Directive = In your copy, repeat the records exactly and leave out the pictures.

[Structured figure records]
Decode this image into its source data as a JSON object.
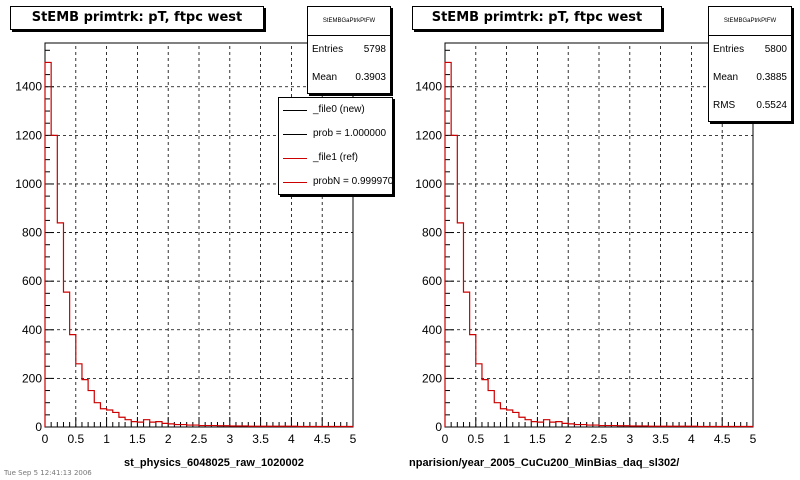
{
  "chart_data": [
    {
      "type": "histogram",
      "title": "StEMB primtrk: pT, ftpc west",
      "xlim": [
        0,
        5
      ],
      "ylim": [
        0,
        1580
      ],
      "xticks": [
        "0",
        "0.5",
        "1",
        "1.5",
        "2",
        "2.5",
        "3",
        "3.5",
        "4",
        "4.5",
        "5"
      ],
      "yticks": [
        "0",
        "200",
        "400",
        "600",
        "800",
        "1000",
        "1200",
        "1400"
      ],
      "grid": true,
      "bin_width": 0.1,
      "series": [
        {
          "name": "_file1 (ref)",
          "color": "#cc0000",
          "values": [
            1500,
            1200,
            840,
            555,
            380,
            260,
            195,
            150,
            100,
            75,
            70,
            60,
            40,
            30,
            22,
            20,
            30,
            20,
            22,
            15,
            13,
            10,
            10,
            8,
            8,
            6,
            6,
            6,
            5,
            5,
            4,
            4,
            4,
            3,
            3,
            3,
            3,
            3,
            3,
            3,
            3,
            2,
            2,
            2,
            2,
            2,
            2,
            2,
            2,
            2
          ]
        }
      ],
      "stats": {
        "name": "StEMBGaPtrkPtFW",
        "entries": "5798",
        "mean": "0.3903"
      },
      "legend": {
        "entries": [
          "_file0 (new)",
          "prob = 1.000000",
          "_file1 (ref)",
          "probN = 0.999970"
        ]
      },
      "footer": "st_physics_6048025_raw_1020002"
    },
    {
      "type": "histogram",
      "title": "StEMB primtrk: pT, ftpc west",
      "xlim": [
        0,
        5
      ],
      "ylim": [
        0,
        1580
      ],
      "xticks": [
        "0",
        "0.5",
        "1",
        "1.5",
        "2",
        "2.5",
        "3",
        "3.5",
        "4",
        "4.5",
        "5"
      ],
      "yticks": [
        "0",
        "200",
        "400",
        "600",
        "800",
        "1000",
        "1200",
        "1400"
      ],
      "grid": true,
      "bin_width": 0.1,
      "series": [
        {
          "name": "_file1 (ref)",
          "color": "#cc0000",
          "values": [
            1500,
            1200,
            840,
            555,
            380,
            260,
            195,
            150,
            100,
            75,
            70,
            60,
            40,
            30,
            22,
            20,
            30,
            20,
            22,
            15,
            13,
            10,
            10,
            8,
            8,
            6,
            6,
            6,
            5,
            5,
            4,
            4,
            4,
            3,
            3,
            3,
            3,
            3,
            3,
            3,
            3,
            2,
            2,
            2,
            2,
            2,
            2,
            2,
            2,
            2
          ]
        }
      ],
      "stats": {
        "name": "StEMBGaPtrkPtFW",
        "entries": "5800",
        "mean": "0.3885",
        "rms": "0.5524"
      },
      "footer": "nparision/year_2005_CuCu200_MinBias_daq_sl302/"
    }
  ],
  "labels": {
    "entries": "Entries",
    "mean": "Mean",
    "rms": "RMS"
  },
  "corner_text": "Tue Sep  5 12:41:13 2006"
}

Answer to this exercise =
Decode this image into its source data as a JSON object.
{
  "chart_data": [
    {
      "type": "histogram",
      "title": "StEMB primtrk: pT, ftpc west",
      "xlim": [
        0,
        5
      ],
      "ylim": [
        0,
        1580
      ],
      "xticks": [
        "0",
        "0.5",
        "1",
        "1.5",
        "2",
        "2.5",
        "3",
        "3.5",
        "4",
        "4.5",
        "5"
      ],
      "yticks": [
        "0",
        "200",
        "400",
        "600",
        "800",
        "1000",
        "1200",
        "1400"
      ],
      "grid": true,
      "bin_width": 0.1,
      "series": [
        {
          "name": "_file1 (ref)",
          "color": "#cc0000",
          "values": [
            1500,
            1200,
            840,
            555,
            380,
            260,
            195,
            150,
            100,
            75,
            70,
            60,
            40,
            30,
            22,
            20,
            30,
            20,
            22,
            15,
            13,
            10,
            10,
            8,
            8,
            6,
            6,
            6,
            5,
            5,
            4,
            4,
            4,
            3,
            3,
            3,
            3,
            3,
            3,
            3,
            3,
            2,
            2,
            2,
            2,
            2,
            2,
            2,
            2,
            2
          ]
        }
      ],
      "stats": {
        "name": "StEMBGaPtrkPtFW",
        "entries": "5798",
        "mean": "0.3903"
      },
      "legend": {
        "entries": [
          "_file0 (new)",
          "prob = 1.000000",
          "_file1 (ref)",
          "probN = 0.999970"
        ]
      },
      "footer": "st_physics_6048025_raw_1020002"
    },
    {
      "type": "histogram",
      "title": "StEMB primtrk: pT, ftpc west",
      "xlim": [
        0,
        5
      ],
      "ylim": [
        0,
        1580
      ],
      "xticks": [
        "0",
        "0.5",
        "1",
        "1.5",
        "2",
        "2.5",
        "3",
        "3.5",
        "4",
        "4.5",
        "5"
      ],
      "yticks": [
        "0",
        "200",
        "400",
        "600",
        "800",
        "1000",
        "1200",
        "1400"
      ],
      "grid": true,
      "bin_width": 0.1,
      "series": [
        {
          "name": "_file1 (ref)",
          "color": "#cc0000",
          "values": [
            1500,
            1200,
            840,
            555,
            380,
            260,
            195,
            150,
            100,
            75,
            70,
            60,
            40,
            30,
            22,
            20,
            30,
            20,
            22,
            15,
            13,
            10,
            10,
            8,
            8,
            6,
            6,
            6,
            5,
            5,
            4,
            4,
            4,
            3,
            3,
            3,
            3,
            3,
            3,
            3,
            3,
            2,
            2,
            2,
            2,
            2,
            2,
            2,
            2,
            2
          ]
        }
      ],
      "stats": {
        "name": "StEMBGaPtrkPtFW",
        "entries": "5800",
        "mean": "0.3885",
        "rms": "0.5524"
      },
      "footer": "nparision/year_2005_CuCu200_MinBias_daq_sl302/"
    }
  ],
  "labels": {
    "entries": "Entries",
    "mean": "Mean",
    "rms": "RMS"
  },
  "corner_text": "Tue Sep  5 12:41:13 2006"
}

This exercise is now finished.